Every entry below must be repeated exactly; skip the pictures.

--------------------

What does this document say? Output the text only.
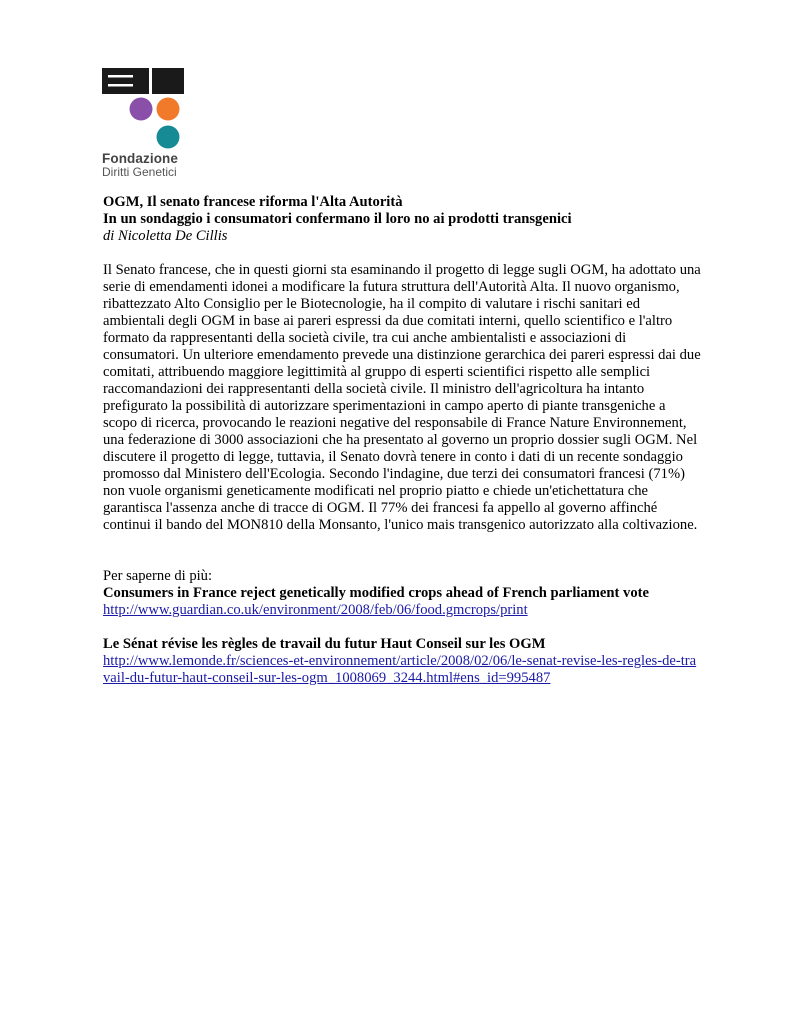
Fondazione
Diritti Genetici

OGM, Il senato francese riforma l'Alta Autorità

In un sondaggio i consumatori confermano il loro no ai prodotti transgenici

di Nicoletta De Cillis

Il Senato francese, che in questi giorni sta esaminando il progetto di legge sugli OGM, ha adottato una serie di emendamenti idonei a modificare la futura struttura dell'Autorità Alta. Il nuovo organismo, ribattezzato Alto Consiglio per le Biotecnologie, ha il compito di valutare i rischi sanitari ed ambientali degli OGM in base ai pareri espressi da due comitati interni, quello scientifico e l'altro formato da rappresentanti della società civile, tra cui anche ambientalisti e associazioni di consumatori. Un ulteriore emendamento prevede una distinzione gerarchica dei pareri espressi dai due comitati, attribuendo maggiore legittimità al gruppo di esperti scientifici rispetto alle semplici raccomandazioni dei rappresentanti della società civile. Il ministro dell'agricoltura ha intanto prefigurato la possibilità di autorizzare sperimentazioni in campo aperto di piante transgeniche a scopo di ricerca, provocando le reazioni negative del responsabile di France Nature Environnement, una federazione di 3000 associazioni che ha presentato al governo un proprio dossier sugli OGM. Nel discutere il progetto di legge, tuttavia, il Senato dovrà tenere in conto i dati di un recente sondaggio promosso dal Ministero dell'Ecologia. Secondo l'indagine, due terzi dei consumatori francesi (71%) non vuole organismi geneticamente modificati nel proprio piatto e chiede un'etichettatura che garantisca l'assenza anche di tracce di OGM. Il 77% dei francesi fa appello al governo affinché continui il bando del MON810 della Monsanto, l'unico mais transgenico autorizzato alla coltivazione.

Per saperne di più:

Consumers in France reject genetically modified crops ahead of French parliament vote

http://www.guardian.co.uk/environment/2008/feb/06/food.gmcrops/print

Le Sénat révise les règles de travail du futur Haut Conseil sur les OGM

http://www.lemonde.fr/sciences-et-environnement/article/2008/02/06/le-senat-revise-les-regles-de-travail-du-futur-haut-conseil-sur-les-ogm_1008069_3244.html#ens_id=995487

--------------------

• [Result]:
What does this document say? Output the text only.
Fondazione
Diritti Genetici

OGM, Il senato francese riforma l'Alta Autorità

In un sondaggio i consumatori confermano il loro no ai prodotti transgenici

di Nicoletta De Cillis

Il Senato francese, che in questi giorni sta esaminando il progetto di legge sugli OGM, ha adottato una serie di emendamenti idonei a modificare la futura struttura dell'Autorità Alta. Il nuovo organismo, ribattezzato Alto Consiglio per le Biotecnologie, ha il compito di valutare i rischi sanitari ed ambientali degli OGM in base ai pareri espressi da due comitati interni, quello scientifico e l'altro formato da rappresentanti della società civile, tra cui anche ambientalisti e associazioni di consumatori. Un ulteriore emendamento prevede una distinzione gerarchica dei pareri espressi dai due comitati, attribuendo maggiore legittimità al gruppo di esperti scientifici rispetto alle semplici raccomandazioni dei rappresentanti della società civile. Il ministro dell'agricoltura ha intanto prefigurato la possibilità di autorizzare sperimentazioni in campo aperto di piante transgeniche a scopo di ricerca, provocando le reazioni negative del responsabile di France Nature Environnement, una federazione di 3000 associazioni che ha presentato al governo un proprio dossier sugli OGM. Nel discutere il progetto di legge, tuttavia, il Senato dovrà tenere in conto i dati di un recente sondaggio promosso dal Ministero dell'Ecologia. Secondo l'indagine, due terzi dei consumatori francesi (71%) non vuole organismi geneticamente modificati nel proprio piatto e chiede un'etichettatura che garantisca l'assenza anche di tracce di OGM. Il 77% dei francesi fa appello al governo affinché continui il bando del MON810 della Monsanto, l'unico mais transgenico autorizzato alla coltivazione.

Per saperne di più:

Consumers in France reject genetically modified crops ahead of French parliament vote

http://www.guardian.co.uk/environment/2008/feb/06/food.gmcrops/print

Le Sénat révise les règles de travail du futur Haut Conseil sur les OGM

http://www.lemonde.fr/sciences-et-environnement/article/2008/02/06/le-senat-revise-les-regles-de-travail-du-futur-haut-conseil-sur-les-ogm_1008069_3244.html#ens_id=995487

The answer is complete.